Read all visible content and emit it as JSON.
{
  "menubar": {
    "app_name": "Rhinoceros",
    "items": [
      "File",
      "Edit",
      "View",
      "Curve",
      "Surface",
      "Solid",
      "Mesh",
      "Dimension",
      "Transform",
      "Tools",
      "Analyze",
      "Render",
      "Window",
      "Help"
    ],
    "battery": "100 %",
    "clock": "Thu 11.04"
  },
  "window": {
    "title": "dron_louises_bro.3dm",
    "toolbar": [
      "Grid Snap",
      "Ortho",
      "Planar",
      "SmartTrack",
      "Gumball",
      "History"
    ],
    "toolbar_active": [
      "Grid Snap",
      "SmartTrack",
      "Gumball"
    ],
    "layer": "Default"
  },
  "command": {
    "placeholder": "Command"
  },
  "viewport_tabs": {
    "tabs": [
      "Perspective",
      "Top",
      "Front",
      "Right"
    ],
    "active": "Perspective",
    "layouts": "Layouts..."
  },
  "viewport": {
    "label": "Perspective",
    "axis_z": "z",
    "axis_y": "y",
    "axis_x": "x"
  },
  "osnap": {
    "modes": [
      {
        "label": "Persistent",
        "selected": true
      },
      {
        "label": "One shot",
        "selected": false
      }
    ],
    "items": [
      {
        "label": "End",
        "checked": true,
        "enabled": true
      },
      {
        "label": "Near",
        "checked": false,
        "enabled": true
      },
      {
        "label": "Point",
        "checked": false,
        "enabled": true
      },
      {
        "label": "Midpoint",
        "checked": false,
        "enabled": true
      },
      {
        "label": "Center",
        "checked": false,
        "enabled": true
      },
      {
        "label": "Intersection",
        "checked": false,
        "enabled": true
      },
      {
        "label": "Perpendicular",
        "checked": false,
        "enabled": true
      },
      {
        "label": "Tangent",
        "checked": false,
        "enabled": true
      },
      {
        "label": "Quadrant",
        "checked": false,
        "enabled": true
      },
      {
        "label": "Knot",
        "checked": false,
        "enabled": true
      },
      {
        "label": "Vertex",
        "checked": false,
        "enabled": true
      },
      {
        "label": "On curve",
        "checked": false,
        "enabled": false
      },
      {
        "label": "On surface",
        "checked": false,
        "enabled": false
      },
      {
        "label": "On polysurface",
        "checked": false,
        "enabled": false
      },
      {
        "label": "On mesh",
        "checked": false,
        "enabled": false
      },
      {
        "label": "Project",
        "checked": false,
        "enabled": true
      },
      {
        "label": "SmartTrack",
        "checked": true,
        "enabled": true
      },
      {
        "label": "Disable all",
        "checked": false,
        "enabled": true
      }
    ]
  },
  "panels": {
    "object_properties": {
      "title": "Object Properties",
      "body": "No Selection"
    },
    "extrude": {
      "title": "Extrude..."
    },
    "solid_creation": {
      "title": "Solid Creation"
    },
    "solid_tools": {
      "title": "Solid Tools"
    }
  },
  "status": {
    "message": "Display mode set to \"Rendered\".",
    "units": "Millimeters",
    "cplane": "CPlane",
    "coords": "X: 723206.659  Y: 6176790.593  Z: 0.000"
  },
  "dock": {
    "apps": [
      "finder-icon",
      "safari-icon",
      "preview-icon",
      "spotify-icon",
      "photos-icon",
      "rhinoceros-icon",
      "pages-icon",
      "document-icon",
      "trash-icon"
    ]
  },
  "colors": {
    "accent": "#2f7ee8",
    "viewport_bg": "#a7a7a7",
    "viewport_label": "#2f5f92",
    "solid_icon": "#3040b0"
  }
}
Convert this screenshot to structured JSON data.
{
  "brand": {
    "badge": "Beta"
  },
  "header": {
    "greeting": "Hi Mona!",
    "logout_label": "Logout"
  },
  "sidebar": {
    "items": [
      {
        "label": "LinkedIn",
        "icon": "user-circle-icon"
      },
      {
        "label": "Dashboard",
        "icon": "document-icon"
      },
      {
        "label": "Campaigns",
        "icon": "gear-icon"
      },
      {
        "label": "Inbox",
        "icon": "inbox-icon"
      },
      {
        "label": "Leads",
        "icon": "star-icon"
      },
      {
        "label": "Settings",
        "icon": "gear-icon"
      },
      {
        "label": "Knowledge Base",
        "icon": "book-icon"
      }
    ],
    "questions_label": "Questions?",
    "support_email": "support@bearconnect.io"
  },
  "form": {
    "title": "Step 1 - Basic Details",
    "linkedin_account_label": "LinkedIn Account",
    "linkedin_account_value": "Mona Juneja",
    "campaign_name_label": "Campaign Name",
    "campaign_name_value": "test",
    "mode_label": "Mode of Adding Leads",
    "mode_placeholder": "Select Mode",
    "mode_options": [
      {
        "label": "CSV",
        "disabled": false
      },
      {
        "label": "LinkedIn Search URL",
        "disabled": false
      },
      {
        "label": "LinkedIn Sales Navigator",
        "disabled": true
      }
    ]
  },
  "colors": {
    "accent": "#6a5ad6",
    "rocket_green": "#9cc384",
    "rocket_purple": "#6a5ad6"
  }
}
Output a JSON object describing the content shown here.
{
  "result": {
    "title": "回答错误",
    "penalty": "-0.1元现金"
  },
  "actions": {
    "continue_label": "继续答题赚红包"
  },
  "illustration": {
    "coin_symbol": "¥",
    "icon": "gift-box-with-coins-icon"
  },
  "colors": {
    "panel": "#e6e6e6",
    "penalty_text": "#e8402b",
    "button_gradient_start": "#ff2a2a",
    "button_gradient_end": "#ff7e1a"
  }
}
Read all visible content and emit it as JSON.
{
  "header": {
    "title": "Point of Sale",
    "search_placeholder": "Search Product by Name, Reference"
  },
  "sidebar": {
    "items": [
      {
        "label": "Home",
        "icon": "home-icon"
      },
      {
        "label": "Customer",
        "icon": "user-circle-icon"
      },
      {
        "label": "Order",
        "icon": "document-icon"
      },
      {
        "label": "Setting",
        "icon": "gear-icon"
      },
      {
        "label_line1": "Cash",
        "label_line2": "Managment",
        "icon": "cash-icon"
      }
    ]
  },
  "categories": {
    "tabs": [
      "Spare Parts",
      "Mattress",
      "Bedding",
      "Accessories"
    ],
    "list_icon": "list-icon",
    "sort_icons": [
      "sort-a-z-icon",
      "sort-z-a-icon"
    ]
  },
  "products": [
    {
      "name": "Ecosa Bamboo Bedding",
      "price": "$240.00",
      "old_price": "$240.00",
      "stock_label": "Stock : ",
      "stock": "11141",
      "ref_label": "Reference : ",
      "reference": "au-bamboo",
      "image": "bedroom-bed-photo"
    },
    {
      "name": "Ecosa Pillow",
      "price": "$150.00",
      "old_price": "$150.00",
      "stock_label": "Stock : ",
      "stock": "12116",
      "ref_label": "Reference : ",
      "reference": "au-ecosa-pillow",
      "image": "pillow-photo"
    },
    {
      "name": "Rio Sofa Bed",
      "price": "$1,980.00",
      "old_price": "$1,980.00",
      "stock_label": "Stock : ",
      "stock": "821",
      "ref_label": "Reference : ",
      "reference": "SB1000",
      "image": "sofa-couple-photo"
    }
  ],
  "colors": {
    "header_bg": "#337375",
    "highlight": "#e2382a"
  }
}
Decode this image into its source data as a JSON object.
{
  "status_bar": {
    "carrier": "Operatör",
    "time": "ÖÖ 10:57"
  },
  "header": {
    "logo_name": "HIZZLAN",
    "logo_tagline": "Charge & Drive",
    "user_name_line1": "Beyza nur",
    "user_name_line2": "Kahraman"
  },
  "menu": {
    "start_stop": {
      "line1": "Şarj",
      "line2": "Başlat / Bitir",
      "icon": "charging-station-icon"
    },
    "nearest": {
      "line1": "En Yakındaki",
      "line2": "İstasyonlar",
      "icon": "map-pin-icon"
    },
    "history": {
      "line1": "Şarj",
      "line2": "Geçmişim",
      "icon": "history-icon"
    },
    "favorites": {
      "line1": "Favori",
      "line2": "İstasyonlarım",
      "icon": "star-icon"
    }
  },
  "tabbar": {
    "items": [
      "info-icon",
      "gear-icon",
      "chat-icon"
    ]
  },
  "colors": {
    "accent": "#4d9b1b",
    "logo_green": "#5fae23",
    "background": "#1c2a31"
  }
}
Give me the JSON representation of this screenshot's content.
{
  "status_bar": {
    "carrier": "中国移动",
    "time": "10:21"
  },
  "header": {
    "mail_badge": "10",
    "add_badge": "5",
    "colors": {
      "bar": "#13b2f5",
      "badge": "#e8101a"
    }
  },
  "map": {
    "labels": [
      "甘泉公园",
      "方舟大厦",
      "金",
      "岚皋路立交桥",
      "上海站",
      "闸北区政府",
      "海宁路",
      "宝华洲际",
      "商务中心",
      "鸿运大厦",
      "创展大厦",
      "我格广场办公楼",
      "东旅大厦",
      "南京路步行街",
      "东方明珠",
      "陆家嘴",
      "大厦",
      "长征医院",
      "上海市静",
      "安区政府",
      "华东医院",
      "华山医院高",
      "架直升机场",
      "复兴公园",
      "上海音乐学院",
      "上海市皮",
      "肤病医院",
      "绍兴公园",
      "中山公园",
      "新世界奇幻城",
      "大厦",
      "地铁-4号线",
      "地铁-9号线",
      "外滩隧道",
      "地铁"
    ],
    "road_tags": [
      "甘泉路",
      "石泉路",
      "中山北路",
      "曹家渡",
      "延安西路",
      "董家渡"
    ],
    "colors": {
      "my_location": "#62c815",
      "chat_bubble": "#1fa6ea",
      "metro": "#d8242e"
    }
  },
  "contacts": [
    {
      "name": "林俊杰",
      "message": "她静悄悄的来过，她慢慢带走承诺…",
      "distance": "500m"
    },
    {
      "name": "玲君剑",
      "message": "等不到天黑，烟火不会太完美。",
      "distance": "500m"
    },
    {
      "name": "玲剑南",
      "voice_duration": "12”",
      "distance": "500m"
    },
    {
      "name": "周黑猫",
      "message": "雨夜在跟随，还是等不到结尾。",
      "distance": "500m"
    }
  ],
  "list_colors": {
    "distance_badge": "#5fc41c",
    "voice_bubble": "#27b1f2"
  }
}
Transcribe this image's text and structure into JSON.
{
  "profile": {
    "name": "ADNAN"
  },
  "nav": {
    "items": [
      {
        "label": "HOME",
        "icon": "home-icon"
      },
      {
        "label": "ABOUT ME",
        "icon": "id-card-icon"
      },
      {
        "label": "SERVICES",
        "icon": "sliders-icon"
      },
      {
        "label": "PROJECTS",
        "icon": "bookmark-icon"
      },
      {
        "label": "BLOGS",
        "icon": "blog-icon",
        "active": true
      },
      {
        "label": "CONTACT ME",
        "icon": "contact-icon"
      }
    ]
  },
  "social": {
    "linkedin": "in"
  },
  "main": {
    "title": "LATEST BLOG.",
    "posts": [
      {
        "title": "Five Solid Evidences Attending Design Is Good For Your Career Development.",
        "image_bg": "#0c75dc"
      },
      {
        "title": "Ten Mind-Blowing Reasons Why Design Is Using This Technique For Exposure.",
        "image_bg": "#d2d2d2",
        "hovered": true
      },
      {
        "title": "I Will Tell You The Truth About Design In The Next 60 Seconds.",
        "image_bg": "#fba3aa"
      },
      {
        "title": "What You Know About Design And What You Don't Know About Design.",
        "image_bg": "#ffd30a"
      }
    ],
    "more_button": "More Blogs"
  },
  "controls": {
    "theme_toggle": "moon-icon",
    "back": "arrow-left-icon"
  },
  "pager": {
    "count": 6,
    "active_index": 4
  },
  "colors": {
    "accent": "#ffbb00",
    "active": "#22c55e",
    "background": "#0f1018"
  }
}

- Prompt -
Gather from the entries above all lines that include the string "Mona".

- Exercise output -
    "greeting": "Hi Mona!",
    "linkedin_account_value": "Mona Juneja",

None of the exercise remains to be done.